AIM: Word for word, repeat the lines of the records from the one containing "Read all visible content and emit it as JSON." through the last line, both included.

LISTED ENTRIES:

************

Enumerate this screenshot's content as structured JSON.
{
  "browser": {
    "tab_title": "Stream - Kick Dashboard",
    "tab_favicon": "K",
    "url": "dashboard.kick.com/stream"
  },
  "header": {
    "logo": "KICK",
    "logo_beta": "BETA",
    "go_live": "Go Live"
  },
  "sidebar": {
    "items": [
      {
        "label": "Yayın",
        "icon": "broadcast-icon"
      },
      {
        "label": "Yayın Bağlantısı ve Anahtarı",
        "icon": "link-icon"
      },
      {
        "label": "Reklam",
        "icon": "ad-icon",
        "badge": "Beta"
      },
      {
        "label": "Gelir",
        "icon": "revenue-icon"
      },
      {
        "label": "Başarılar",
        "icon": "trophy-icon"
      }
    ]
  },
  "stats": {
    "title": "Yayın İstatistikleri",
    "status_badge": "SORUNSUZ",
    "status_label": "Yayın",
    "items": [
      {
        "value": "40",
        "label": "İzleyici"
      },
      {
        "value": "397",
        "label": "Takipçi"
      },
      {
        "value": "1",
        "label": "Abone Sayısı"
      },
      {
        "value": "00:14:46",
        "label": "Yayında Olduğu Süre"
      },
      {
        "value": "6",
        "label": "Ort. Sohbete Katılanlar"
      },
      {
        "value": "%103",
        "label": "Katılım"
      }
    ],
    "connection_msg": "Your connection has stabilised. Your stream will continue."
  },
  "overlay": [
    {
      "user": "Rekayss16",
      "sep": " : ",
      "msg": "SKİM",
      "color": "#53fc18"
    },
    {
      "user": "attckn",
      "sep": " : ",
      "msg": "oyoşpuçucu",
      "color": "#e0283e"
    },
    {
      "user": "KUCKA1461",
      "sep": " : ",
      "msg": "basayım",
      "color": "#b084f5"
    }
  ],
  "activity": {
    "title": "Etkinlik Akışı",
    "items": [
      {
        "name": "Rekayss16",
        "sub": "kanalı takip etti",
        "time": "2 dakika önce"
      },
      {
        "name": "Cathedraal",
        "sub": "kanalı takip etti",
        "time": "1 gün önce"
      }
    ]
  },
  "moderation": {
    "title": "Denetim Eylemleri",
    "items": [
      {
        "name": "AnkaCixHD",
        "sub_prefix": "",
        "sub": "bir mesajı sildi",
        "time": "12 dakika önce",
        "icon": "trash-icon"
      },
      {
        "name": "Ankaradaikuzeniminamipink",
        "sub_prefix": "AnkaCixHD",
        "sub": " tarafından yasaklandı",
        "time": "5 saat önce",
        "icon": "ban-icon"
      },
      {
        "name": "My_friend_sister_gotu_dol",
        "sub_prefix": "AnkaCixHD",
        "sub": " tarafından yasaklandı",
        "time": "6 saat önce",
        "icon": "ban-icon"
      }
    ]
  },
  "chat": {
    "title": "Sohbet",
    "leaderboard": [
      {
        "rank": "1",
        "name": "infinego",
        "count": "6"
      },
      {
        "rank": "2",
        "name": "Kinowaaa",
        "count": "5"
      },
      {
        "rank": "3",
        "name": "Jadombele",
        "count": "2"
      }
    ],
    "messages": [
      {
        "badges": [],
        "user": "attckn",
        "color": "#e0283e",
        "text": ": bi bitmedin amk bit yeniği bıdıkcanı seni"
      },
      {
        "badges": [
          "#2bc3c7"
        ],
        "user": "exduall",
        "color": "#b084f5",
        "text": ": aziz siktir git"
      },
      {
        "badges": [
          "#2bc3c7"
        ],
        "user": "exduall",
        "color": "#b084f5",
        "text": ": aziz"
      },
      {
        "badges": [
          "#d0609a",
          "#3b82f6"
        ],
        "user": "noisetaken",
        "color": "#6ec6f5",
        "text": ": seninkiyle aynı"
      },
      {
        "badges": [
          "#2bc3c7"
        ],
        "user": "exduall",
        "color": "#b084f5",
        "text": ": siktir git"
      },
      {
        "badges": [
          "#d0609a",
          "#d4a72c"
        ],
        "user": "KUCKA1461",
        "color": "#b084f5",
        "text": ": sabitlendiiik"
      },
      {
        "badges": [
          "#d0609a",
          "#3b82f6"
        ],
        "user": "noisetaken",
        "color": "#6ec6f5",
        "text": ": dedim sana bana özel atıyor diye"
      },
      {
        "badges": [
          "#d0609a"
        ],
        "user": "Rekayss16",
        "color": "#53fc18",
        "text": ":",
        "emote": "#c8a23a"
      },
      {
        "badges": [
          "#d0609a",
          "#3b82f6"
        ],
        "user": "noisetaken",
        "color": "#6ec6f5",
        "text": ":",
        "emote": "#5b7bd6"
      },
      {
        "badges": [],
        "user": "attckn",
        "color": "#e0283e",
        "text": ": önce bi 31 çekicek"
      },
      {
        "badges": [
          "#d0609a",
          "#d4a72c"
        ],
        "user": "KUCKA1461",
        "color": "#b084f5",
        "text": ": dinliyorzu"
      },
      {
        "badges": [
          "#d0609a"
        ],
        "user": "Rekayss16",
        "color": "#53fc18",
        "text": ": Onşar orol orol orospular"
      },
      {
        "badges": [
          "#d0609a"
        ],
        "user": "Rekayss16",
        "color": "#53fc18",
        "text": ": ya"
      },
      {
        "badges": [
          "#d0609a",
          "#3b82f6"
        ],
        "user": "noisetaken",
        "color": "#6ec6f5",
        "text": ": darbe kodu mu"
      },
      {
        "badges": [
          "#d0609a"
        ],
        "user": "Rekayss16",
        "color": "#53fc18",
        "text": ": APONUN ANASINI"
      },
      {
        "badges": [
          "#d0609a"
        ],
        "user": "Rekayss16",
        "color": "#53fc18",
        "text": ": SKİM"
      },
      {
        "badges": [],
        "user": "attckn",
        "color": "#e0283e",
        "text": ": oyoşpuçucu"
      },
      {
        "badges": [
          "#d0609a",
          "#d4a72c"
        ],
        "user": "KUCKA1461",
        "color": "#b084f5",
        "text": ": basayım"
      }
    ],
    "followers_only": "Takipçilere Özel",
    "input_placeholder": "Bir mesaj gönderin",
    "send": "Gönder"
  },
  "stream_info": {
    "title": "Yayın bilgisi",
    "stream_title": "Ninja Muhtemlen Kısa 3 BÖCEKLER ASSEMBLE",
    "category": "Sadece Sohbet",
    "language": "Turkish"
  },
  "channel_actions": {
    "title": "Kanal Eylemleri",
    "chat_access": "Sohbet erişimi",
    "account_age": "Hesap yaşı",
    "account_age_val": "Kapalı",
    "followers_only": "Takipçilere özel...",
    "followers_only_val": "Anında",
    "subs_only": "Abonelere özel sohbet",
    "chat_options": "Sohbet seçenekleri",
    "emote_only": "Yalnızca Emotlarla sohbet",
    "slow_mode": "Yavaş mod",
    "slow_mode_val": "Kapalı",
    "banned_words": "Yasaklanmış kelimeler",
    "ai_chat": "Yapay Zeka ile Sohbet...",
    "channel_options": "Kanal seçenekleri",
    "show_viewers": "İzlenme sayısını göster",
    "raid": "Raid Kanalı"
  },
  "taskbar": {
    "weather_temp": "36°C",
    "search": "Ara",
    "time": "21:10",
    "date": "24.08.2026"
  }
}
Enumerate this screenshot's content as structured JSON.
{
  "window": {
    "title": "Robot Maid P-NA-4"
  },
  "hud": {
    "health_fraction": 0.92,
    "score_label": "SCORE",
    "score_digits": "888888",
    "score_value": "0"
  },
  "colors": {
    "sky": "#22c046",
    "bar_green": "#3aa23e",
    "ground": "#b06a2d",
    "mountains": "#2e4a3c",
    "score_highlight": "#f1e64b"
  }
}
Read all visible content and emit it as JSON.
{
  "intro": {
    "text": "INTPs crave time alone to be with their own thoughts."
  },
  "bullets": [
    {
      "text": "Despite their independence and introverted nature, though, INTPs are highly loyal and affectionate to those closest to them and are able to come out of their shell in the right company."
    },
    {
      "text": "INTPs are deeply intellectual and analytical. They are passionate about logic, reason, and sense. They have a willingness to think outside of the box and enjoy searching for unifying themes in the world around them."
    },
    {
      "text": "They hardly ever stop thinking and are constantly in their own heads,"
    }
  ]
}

************

RESPONSE:
Read all visible content and emit it as JSON.
{
  "intro": {
    "text": "INTPs crave time alone to be with their own thoughts."
  },
  "bullets": [
    {
      "text": "Despite their independence and introverted nature, though, INTPs are highly loyal and affectionate to those closest to them and are able to come out of their shell in the right company."
    },
    {
      "text": "INTPs are deeply intellectual and analytical. They are passionate about logic, reason, and sense. They have a willingness to think outside of the box and enjoy searching for unifying themes in the world around them."
    },
    {
      "text": "They hardly ever stop thinking and are constantly in their own heads,"
    }
  ]
}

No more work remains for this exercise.